▸ **Input for this task**:
------------------------------------------------------------------------

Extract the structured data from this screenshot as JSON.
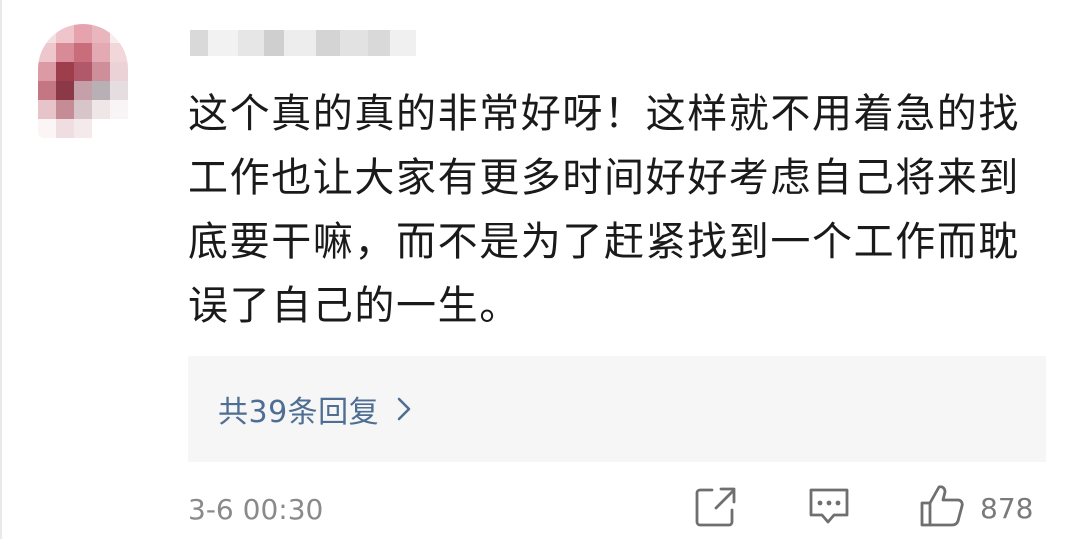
{
  "comment": {
    "text": "这个真的真的非常好呀！这样就不用着急的找工作也让大家有更多时间好好考虑自己将来到底要干嘛，而不是为了赶紧找到一个工作而耽误了自己的一生。",
    "replies_label": "共39条回复",
    "timestamp": "3-6 00:30",
    "like_count": "878"
  },
  "icons": {
    "avatar": "avatar-pixelated",
    "chevron": "chevron-right-icon",
    "share": "share-edit-icon",
    "comment": "comment-bubble-icon",
    "like": "thumbs-up-icon"
  },
  "colors": {
    "text": "#1a1a1a",
    "link": "#4e6e93",
    "muted": "#8a8a8a",
    "icon": "#6f6f6f",
    "reply_bg": "#f6f6f6"
  }
}
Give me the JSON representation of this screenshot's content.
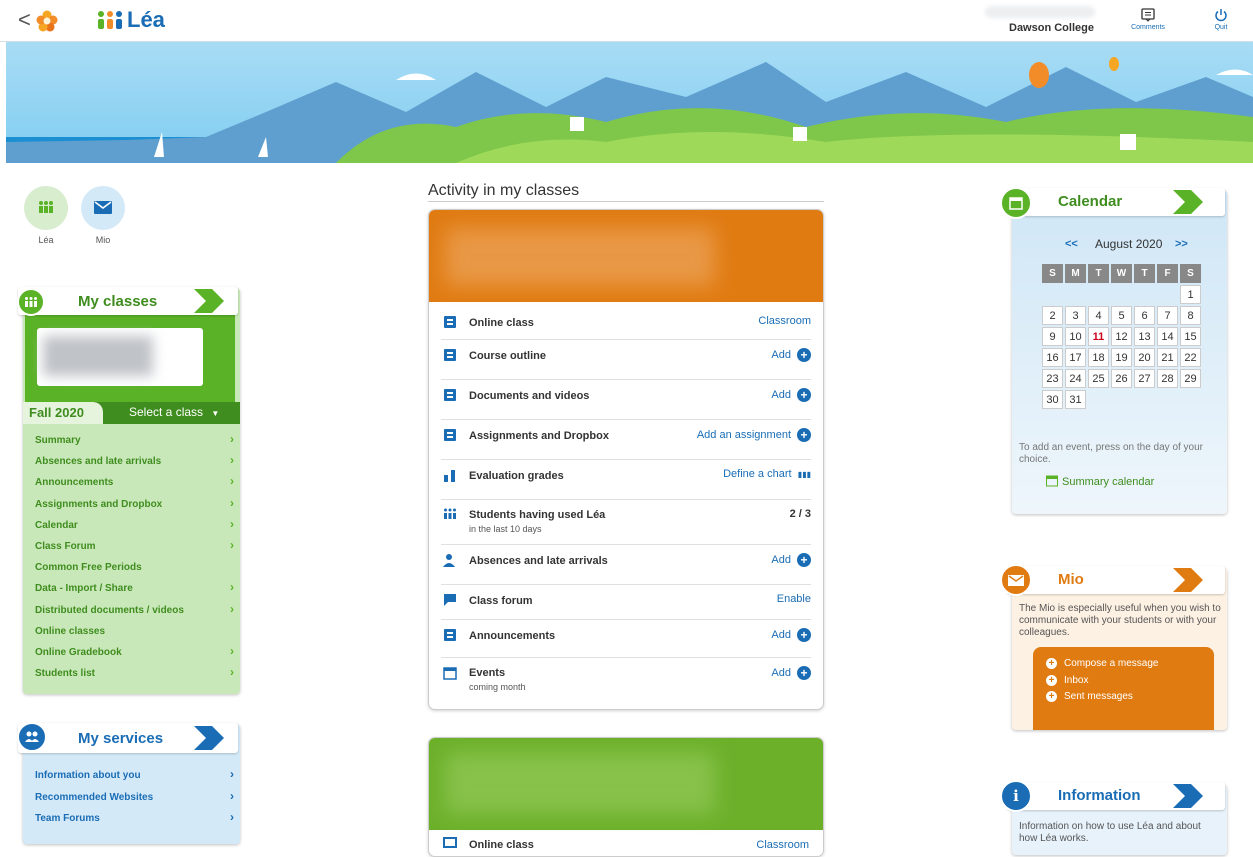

------------------------------------------------------------------------

▸ **What the task requires**: Repeat each entry exactly as it appears; skip any picture.

▸ **Exercise output**:
Extract the structured data from this screenshot as JSON.
{
  "comment": {
    "text": "这个真的真的非常好呀！这样就不用着急的找工作也让大家有更多时间好好考虑自己将来到底要干嘛，而不是为了赶紧找到一个工作而耽误了自己的一生。",
    "replies_label": "共39条回复",
    "timestamp": "3-6 00:30",
    "like_count": "878"
  },
  "icons": {
    "avatar": "avatar-pixelated",
    "chevron": "chevron-right-icon",
    "share": "share-edit-icon",
    "comment": "comment-bubble-icon",
    "like": "thumbs-up-icon"
  },
  "colors": {
    "text": "#1a1a1a",
    "link": "#4e6e93",
    "muted": "#8a8a8a",
    "icon": "#6f6f6f",
    "reply_bg": "#f6f6f6"
  }
}
Give me the JSON representation of this screenshot's content.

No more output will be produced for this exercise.